Write out the lines from the line containing "Enumerate this screenshot's" through the final line of the listing below, exactly, omitting every other line.

-- start --

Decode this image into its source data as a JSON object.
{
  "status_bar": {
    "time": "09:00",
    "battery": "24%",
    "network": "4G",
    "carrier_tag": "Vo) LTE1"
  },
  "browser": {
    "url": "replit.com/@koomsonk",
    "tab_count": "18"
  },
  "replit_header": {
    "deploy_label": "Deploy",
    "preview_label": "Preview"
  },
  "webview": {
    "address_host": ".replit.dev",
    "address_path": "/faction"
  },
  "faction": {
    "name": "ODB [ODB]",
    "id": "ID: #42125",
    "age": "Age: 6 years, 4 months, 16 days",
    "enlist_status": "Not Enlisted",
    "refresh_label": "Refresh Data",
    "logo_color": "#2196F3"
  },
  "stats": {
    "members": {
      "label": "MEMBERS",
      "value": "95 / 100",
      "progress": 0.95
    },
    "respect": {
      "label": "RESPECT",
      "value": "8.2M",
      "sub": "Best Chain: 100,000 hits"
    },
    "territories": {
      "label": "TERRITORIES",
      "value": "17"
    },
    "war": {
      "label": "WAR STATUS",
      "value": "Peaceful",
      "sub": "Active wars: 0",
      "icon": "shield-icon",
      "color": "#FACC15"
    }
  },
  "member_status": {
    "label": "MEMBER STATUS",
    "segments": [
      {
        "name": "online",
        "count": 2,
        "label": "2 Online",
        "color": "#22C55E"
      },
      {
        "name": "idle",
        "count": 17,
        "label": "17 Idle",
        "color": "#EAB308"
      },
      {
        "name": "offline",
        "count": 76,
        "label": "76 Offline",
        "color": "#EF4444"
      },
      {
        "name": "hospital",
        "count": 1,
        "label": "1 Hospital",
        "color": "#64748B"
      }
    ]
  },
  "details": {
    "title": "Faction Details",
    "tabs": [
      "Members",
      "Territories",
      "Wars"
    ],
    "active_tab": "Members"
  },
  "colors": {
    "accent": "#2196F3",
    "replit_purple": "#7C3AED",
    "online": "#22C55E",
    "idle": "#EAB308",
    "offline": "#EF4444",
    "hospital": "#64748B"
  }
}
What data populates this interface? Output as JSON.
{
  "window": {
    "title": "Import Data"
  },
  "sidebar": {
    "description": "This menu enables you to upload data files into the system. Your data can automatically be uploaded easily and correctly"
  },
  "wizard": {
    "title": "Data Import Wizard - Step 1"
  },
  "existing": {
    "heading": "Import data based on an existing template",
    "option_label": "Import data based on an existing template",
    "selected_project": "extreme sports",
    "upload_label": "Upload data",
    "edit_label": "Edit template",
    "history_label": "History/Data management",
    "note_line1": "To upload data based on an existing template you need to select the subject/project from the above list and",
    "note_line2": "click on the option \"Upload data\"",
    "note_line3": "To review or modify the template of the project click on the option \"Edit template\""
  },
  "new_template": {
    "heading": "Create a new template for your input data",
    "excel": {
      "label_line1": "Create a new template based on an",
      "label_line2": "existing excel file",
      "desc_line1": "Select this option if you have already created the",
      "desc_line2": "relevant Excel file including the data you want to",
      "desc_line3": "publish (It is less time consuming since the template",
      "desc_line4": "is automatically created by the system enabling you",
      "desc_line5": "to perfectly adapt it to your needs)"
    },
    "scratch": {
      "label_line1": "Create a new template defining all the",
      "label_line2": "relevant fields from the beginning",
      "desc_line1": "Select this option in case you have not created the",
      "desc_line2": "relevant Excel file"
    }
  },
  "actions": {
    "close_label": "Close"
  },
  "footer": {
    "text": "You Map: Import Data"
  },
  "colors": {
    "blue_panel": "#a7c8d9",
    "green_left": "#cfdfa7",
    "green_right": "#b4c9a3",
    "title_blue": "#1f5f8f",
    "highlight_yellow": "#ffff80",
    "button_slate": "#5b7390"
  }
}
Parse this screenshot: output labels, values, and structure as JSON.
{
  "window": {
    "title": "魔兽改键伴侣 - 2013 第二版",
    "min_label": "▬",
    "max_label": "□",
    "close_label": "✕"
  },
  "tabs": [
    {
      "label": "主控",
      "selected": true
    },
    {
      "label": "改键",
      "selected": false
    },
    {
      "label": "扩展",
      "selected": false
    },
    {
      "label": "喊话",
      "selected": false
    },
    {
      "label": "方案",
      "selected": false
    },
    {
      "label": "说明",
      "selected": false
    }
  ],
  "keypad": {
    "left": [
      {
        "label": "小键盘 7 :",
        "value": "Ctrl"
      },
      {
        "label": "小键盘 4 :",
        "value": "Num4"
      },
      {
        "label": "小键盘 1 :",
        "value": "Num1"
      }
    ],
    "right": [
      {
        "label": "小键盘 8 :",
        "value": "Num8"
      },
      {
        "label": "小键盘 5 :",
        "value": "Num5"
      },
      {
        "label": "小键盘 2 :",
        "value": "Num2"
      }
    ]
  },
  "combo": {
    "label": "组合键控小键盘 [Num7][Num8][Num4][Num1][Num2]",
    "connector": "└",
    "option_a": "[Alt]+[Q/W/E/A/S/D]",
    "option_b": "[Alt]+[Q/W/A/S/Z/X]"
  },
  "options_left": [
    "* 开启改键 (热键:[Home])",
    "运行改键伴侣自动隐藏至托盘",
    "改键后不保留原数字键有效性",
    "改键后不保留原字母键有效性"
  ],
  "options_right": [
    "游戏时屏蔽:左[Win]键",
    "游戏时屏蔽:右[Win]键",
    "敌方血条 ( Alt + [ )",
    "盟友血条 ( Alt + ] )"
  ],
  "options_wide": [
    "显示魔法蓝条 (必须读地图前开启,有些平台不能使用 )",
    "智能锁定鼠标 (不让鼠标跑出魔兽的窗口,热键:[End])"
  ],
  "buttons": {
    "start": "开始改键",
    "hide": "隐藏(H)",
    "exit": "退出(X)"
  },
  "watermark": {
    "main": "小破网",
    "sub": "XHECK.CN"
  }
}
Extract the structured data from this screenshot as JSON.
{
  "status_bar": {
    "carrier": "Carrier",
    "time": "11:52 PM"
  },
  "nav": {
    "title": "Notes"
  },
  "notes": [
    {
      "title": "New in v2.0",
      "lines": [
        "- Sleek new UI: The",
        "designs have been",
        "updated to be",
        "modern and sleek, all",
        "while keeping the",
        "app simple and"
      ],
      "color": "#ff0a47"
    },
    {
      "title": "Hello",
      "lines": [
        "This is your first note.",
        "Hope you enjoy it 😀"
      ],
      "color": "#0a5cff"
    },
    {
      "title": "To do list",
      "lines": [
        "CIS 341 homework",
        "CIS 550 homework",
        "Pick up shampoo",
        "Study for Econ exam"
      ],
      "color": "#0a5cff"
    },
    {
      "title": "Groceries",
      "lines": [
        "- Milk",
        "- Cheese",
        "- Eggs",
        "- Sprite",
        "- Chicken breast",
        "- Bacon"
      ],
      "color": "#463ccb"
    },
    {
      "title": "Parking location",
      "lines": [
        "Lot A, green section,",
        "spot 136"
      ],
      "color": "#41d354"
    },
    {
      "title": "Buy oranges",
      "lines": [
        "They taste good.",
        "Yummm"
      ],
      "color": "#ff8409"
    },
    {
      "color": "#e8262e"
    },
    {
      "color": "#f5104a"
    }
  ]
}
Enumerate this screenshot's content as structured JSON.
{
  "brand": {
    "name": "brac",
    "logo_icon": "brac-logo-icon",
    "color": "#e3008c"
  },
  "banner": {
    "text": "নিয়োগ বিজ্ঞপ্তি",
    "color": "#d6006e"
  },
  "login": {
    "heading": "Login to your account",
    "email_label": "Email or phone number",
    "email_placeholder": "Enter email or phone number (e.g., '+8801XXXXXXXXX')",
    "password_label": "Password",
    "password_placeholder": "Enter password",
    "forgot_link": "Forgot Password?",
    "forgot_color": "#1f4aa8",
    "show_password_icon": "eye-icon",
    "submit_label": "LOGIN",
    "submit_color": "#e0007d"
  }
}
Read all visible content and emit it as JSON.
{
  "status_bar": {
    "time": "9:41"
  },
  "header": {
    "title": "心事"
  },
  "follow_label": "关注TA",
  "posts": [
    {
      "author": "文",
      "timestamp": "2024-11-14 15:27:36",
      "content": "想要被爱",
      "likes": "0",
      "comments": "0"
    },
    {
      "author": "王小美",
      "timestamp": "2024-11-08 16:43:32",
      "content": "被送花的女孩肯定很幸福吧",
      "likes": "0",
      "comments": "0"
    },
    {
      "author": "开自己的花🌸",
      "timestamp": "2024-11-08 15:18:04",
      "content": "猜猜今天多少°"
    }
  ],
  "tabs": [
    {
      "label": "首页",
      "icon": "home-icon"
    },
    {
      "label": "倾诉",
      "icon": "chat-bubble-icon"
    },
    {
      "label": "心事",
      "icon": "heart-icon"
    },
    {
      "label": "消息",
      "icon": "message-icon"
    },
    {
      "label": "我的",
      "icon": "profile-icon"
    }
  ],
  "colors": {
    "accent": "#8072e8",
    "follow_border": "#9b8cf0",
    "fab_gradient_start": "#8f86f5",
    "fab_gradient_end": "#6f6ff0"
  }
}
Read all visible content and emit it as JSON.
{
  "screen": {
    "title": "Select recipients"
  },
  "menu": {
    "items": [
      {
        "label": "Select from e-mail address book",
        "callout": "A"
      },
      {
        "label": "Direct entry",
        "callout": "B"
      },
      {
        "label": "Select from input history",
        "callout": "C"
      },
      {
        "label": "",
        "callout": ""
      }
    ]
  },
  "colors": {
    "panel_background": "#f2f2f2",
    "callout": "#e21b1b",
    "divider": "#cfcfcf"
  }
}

-- end --

EXERCISE ANSWER -
Enumerate this screenshot's content as structured JSON.
{
  "brand": {
    "name": "brac",
    "logo_icon": "brac-logo-icon",
    "color": "#e3008c"
  },
  "banner": {
    "text": "নিয়োগ বিজ্ঞপ্তি",
    "color": "#d6006e"
  },
  "login": {
    "heading": "Login to your account",
    "email_label": "Email or phone number",
    "email_placeholder": "Enter email or phone number (e.g., '+8801XXXXXXXXX')",
    "password_label": "Password",
    "password_placeholder": "Enter password",
    "forgot_link": "Forgot Password?",
    "forgot_color": "#1f4aa8",
    "show_password_icon": "eye-icon",
    "submit_label": "LOGIN",
    "submit_color": "#e0007d"
  }
}
Read all visible content and emit it as JSON.
{
  "status_bar": {
    "time": "9:41"
  },
  "header": {
    "title": "心事"
  },
  "follow_label": "关注TA",
  "posts": [
    {
      "author": "文",
      "timestamp": "2024-11-14 15:27:36",
      "content": "想要被爱",
      "likes": "0",
      "comments": "0"
    },
    {
      "author": "王小美",
      "timestamp": "2024-11-08 16:43:32",
      "content": "被送花的女孩肯定很幸福吧",
      "likes": "0",
      "comments": "0"
    },
    {
      "author": "开自己的花🌸",
      "timestamp": "2024-11-08 15:18:04",
      "content": "猜猜今天多少°"
    }
  ],
  "tabs": [
    {
      "label": "首页",
      "icon": "home-icon"
    },
    {
      "label": "倾诉",
      "icon": "chat-bubble-icon"
    },
    {
      "label": "心事",
      "icon": "heart-icon"
    },
    {
      "label": "消息",
      "icon": "message-icon"
    },
    {
      "label": "我的",
      "icon": "profile-icon"
    }
  ],
  "colors": {
    "accent": "#8072e8",
    "follow_border": "#9b8cf0",
    "fab_gradient_start": "#8f86f5",
    "fab_gradient_end": "#6f6ff0"
  }
}
Read all visible content and emit it as JSON.
{
  "screen": {
    "title": "Select recipients"
  },
  "menu": {
    "items": [
      {
        "label": "Select from e-mail address book",
        "callout": "A"
      },
      {
        "label": "Direct entry",
        "callout": "B"
      },
      {
        "label": "Select from input history",
        "callout": "C"
      },
      {
        "label": "",
        "callout": ""
      }
    ]
  },
  "colors": {
    "panel_background": "#f2f2f2",
    "callout": "#e21b1b",
    "divider": "#cfcfcf"
  }
}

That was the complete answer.